## DESCRIPTION OF THE TASK:
Filter the listing below, copying every line in which the word "datos" appears.
++++++++++
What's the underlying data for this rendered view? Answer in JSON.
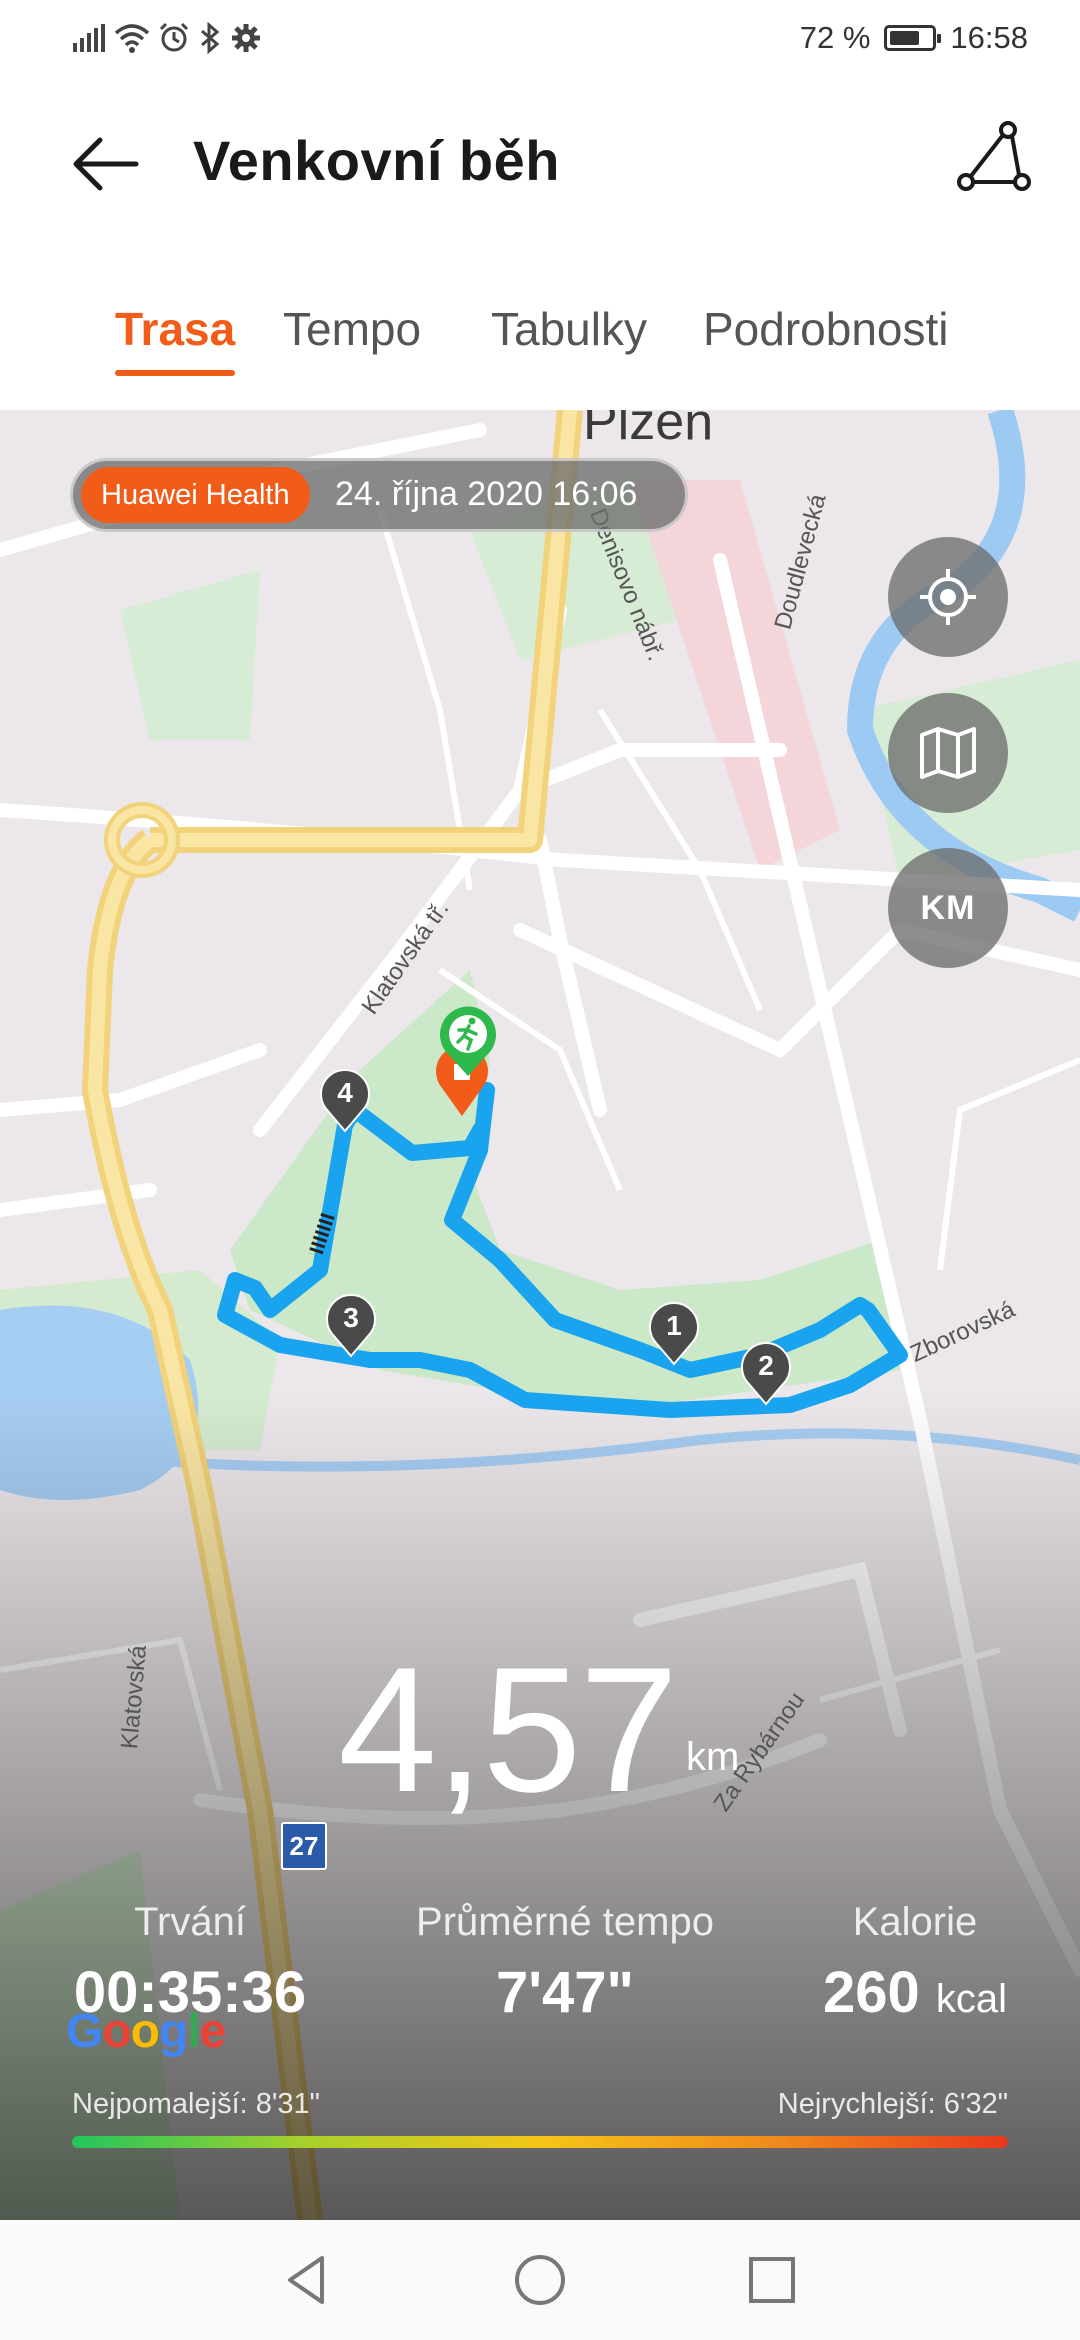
{
  "status_bar": {
    "battery": "72 %",
    "battery_level": 0.72,
    "time": "16:58",
    "icons": [
      "signal-icon",
      "wifi-icon",
      "alarm-icon",
      "bluetooth-icon",
      "settings-icon"
    ]
  },
  "header": {
    "title": "Venkovní běh",
    "back_icon": "arrow-left-icon",
    "route_icon": "route-icon"
  },
  "tabs": [
    {
      "label": "Trasa",
      "active": true
    },
    {
      "label": "Tempo",
      "active": false
    },
    {
      "label": "Tabulky",
      "active": false
    },
    {
      "label": "Podrobnosti",
      "active": false
    }
  ],
  "map": {
    "city": "Plzeň",
    "source_badge": "Huawei Health",
    "date": "24. října 2020 16:06",
    "street_labels": [
      "Klatovská tř.",
      "Doudlevecká",
      "Zborovská",
      "Za Rybárnou",
      "Klatovská",
      "Denisovo nábř."
    ],
    "road_number": "27",
    "km_markers": [
      "1",
      "2",
      "3",
      "4"
    ],
    "buttons": {
      "locate_icon": "crosshair-icon",
      "map_icon": "map-icon",
      "km_label": "KM"
    },
    "google": "Google"
  },
  "stats": {
    "distance": "4,57",
    "distance_unit": "km",
    "duration_label": "Trvání",
    "duration": "00:35:36",
    "avg_pace_label": "Průměrné tempo",
    "avg_pace": "7'47\"",
    "calories_label": "Kalorie",
    "calories": "260",
    "calories_unit": "kcal",
    "slowest": "Nejpomalejší: 8'31\"",
    "fastest": "Nejrychlejší: 6'32\""
  },
  "colors": {
    "accent": "#f25c19",
    "route": "#1aa3ee",
    "start_marker": "#2fb84c"
  },
  "nav_bar": {
    "icons": [
      "back-triangle-icon",
      "home-circle-icon",
      "recents-square-icon"
    ]
  }
}
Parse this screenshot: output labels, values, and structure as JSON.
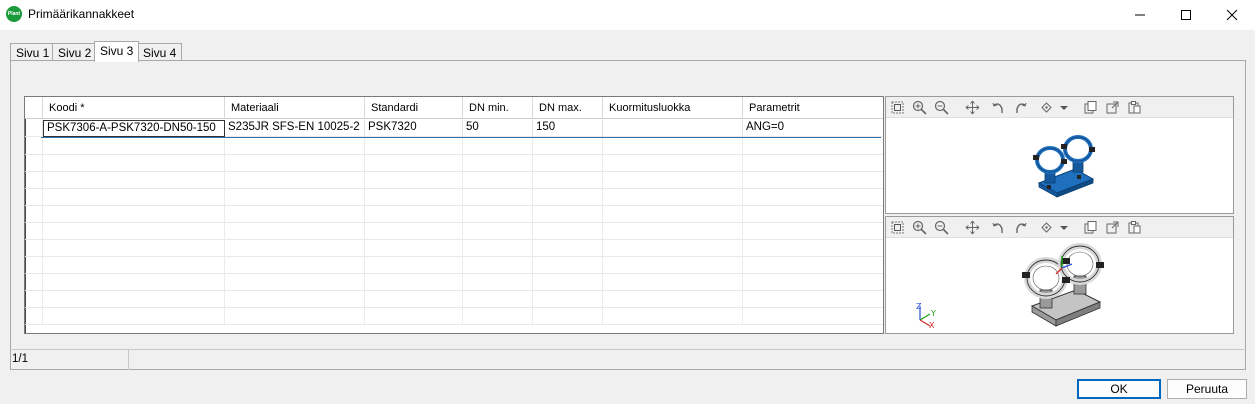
{
  "window": {
    "title": "Primäärikannakkeet",
    "app_icon_text": "Plant",
    "controls": [
      "minimize-icon",
      "maximize-icon",
      "close-icon"
    ]
  },
  "tabs": [
    {
      "label": "Sivu 1",
      "active": false
    },
    {
      "label": "Sivu 2",
      "active": false
    },
    {
      "label": "Sivu 3",
      "active": true
    },
    {
      "label": "Sivu 4",
      "active": false
    }
  ],
  "grid": {
    "columns": [
      "Koodi *",
      "Materiaali",
      "Standardi",
      "DN min.",
      "DN max.",
      "Kuormitusluokka",
      "Parametrit"
    ],
    "rows": [
      {
        "code": "PSK7306-A-PSK7320-DN50-150",
        "material": "S235JR SFS-EN 10025-2",
        "standard": "PSK7320",
        "dn_min": "50",
        "dn_max": "150",
        "load_class": "",
        "parameters": "ANG=0"
      }
    ]
  },
  "viewer_toolbar": [
    "zoom-extents-icon",
    "zoom-in-icon",
    "zoom-out-icon",
    "pan-icon",
    "rotate-left-icon",
    "rotate-right-icon",
    "view-mode-icon",
    "dropdown-arrow-icon",
    "copy-icon",
    "export-icon",
    "paste-icon"
  ],
  "viewer_axes": {
    "z": "Z",
    "y": "Y",
    "x": "X"
  },
  "colors": {
    "selected_blue": "#1f6fbf",
    "render_gray": "#a8a8a8",
    "accent": "#0067c0"
  },
  "status": {
    "count": "1/1"
  },
  "buttons": {
    "ok": "OK",
    "cancel": "Peruuta"
  }
}
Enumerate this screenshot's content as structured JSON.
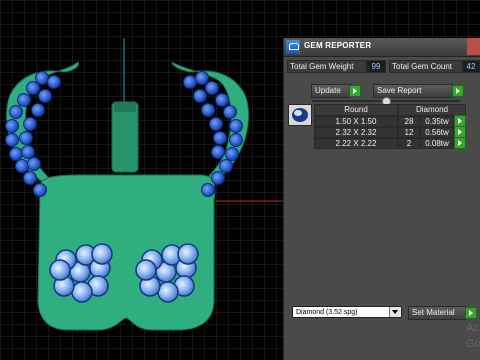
{
  "panel": {
    "title": "GEM REPORTER",
    "total_gem_weight_label": "Total Gem Weight",
    "total_gem_weight_value": "99",
    "total_gem_count_label": "Total Gem Count",
    "total_gem_count_value": "42",
    "update_label": "Update",
    "save_report_label": "Save Report",
    "table": {
      "headers": [
        "Round",
        "Diamond"
      ],
      "rows": [
        {
          "size": "1.50 X 1.50",
          "count": "28",
          "weight": "0.35tw"
        },
        {
          "size": "2.32 X 2.32",
          "count": "12",
          "weight": "0.56tw"
        },
        {
          "size": "2.22 X 2.22",
          "count": "2",
          "weight": "0.08tw"
        }
      ]
    },
    "material_select": "Diamond    (3.52 spg)",
    "set_material_label": "Set Material"
  },
  "watermark": {
    "line1": "Ac",
    "line2": "Go"
  },
  "colors": {
    "grid_bg": "#000000",
    "model_green": "#2fae7f",
    "gem_blue": "#1d4fd0",
    "panel_bg": "#4a4a4a"
  }
}
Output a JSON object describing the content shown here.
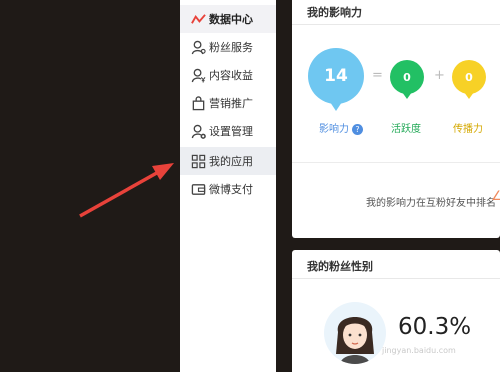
{
  "sidebar": {
    "items": [
      {
        "label": "数据中心",
        "icon": "trend-icon"
      },
      {
        "label": "粉丝服务",
        "icon": "user-icon"
      },
      {
        "label": "内容收益",
        "icon": "user-yuan-icon"
      },
      {
        "label": "营销推广",
        "icon": "bag-icon"
      },
      {
        "label": "设置管理",
        "icon": "user-gear-icon"
      },
      {
        "label": "我的应用",
        "icon": "grid-icon"
      },
      {
        "label": "微博支付",
        "icon": "wallet-icon"
      }
    ]
  },
  "influence": {
    "title": "我的影响力",
    "score": "14",
    "score_label": "影响力",
    "plus_sign": "=",
    "add_sign": "+",
    "activity": "0",
    "activity_label": "活跃度",
    "spread": "0",
    "spread_label": "传播力",
    "rank_text": "我的影响力在互粉好友中排名"
  },
  "gender": {
    "title": "我的粉丝性别",
    "female_percent": "60.3%",
    "watermark": "jingyan.baidu.com"
  },
  "colors": {
    "accent_red": "#e8423a",
    "influence_blue": "#6fc7f1",
    "activity_green": "#22c064",
    "spread_yellow": "#f7d126"
  }
}
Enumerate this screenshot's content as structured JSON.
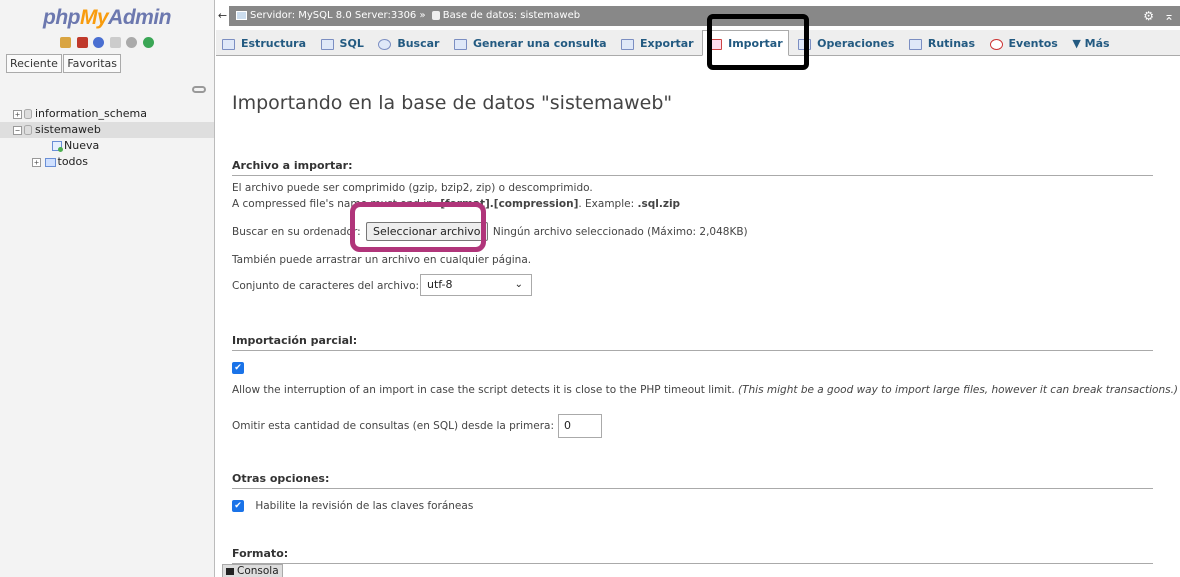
{
  "app": {
    "logo": {
      "php": "php",
      "my": "My",
      "admin": "Admin"
    }
  },
  "left_panel": {
    "tabs": [
      "Reciente",
      "Favoritas"
    ],
    "tree": [
      {
        "label": "information_schema",
        "expander": "+"
      },
      {
        "label": "sistemaweb",
        "expander": "−",
        "selected": true
      },
      {
        "label": "Nueva"
      },
      {
        "label": "todos",
        "expander": "+"
      }
    ]
  },
  "breadcrumb": {
    "server": "Servidor: MySQL 8.0 Server:3306",
    "separator": "»",
    "database": "Base de datos: sistemaweb"
  },
  "tabs": [
    {
      "label": "Estructura",
      "icon": "structure-icon"
    },
    {
      "label": "SQL",
      "icon": "sql-icon"
    },
    {
      "label": "Buscar",
      "icon": "search-icon"
    },
    {
      "label": "Generar una consulta",
      "icon": "query-icon"
    },
    {
      "label": "Exportar",
      "icon": "export-icon"
    },
    {
      "label": "Importar",
      "icon": "import-icon",
      "active": true
    },
    {
      "label": "Operaciones",
      "icon": "wrench-icon"
    },
    {
      "label": "Rutinas",
      "icon": "routines-icon"
    },
    {
      "label": "Eventos",
      "icon": "clock-icon"
    },
    {
      "label": "Más",
      "icon": "caret-down-icon"
    }
  ],
  "main": {
    "heading": "Importando en la base de datos \"sistemaweb\"",
    "file_section": {
      "title": "Archivo a importar:",
      "compress_note": "El archivo puede ser comprimido (gzip, bzip2, zip) o descomprimido.",
      "compressed_prefix": "A compressed file's name must end in ",
      "compressed_format": ".[format].[compression]",
      "compressed_example_label": ". Example: ",
      "compressed_example": ".sql.zip",
      "browse_label": "Buscar en su ordenador:",
      "browse_button": "Seleccionar archivo",
      "no_file": "Ningún archivo seleccionado",
      "max_size": "(Máximo: 2,048KB)",
      "drag_note": "También puede arrastrar un archivo en cualquier página.",
      "charset_label": "Conjunto de caracteres del archivo:",
      "charset_value": "utf-8"
    },
    "partial_section": {
      "title": "Importación parcial:",
      "interrupt_text": "Allow the interruption of an import in case the script detects it is close to the PHP timeout limit.",
      "interrupt_note": "(This might be a good way to import large files, however it can break transactions.)",
      "skip_label": "Omitir esta cantidad de consultas (en SQL) desde la primera:",
      "skip_value": "0"
    },
    "other_section": {
      "title": "Otras opciones:",
      "fk_label": "Habilite la revisión de las claves foráneas"
    },
    "format_section": {
      "title": "Formato:"
    }
  },
  "console": {
    "label": "Consola"
  },
  "colors": {
    "annotation_black": "#000000",
    "annotation_pink": "#b0357a",
    "tab_text": "#235a81",
    "checkbox": "#1a73e8"
  }
}
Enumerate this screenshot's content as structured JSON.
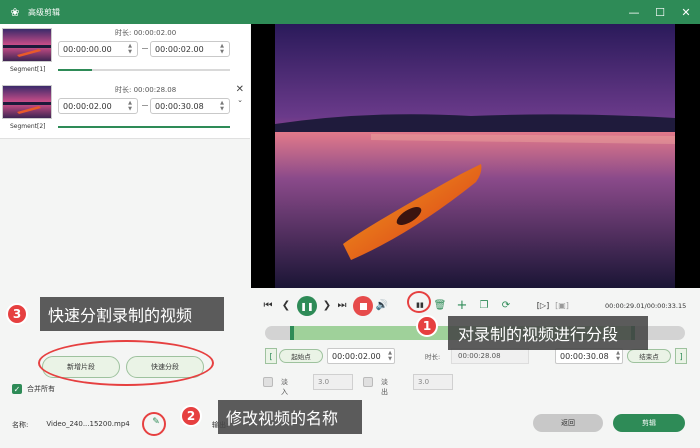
++++++++++
## WRITTEN ANSWER:
    "database": "Base de datos: sistemaweb"
    "heading": "Importando en la base de datos \"sistemaweb\"",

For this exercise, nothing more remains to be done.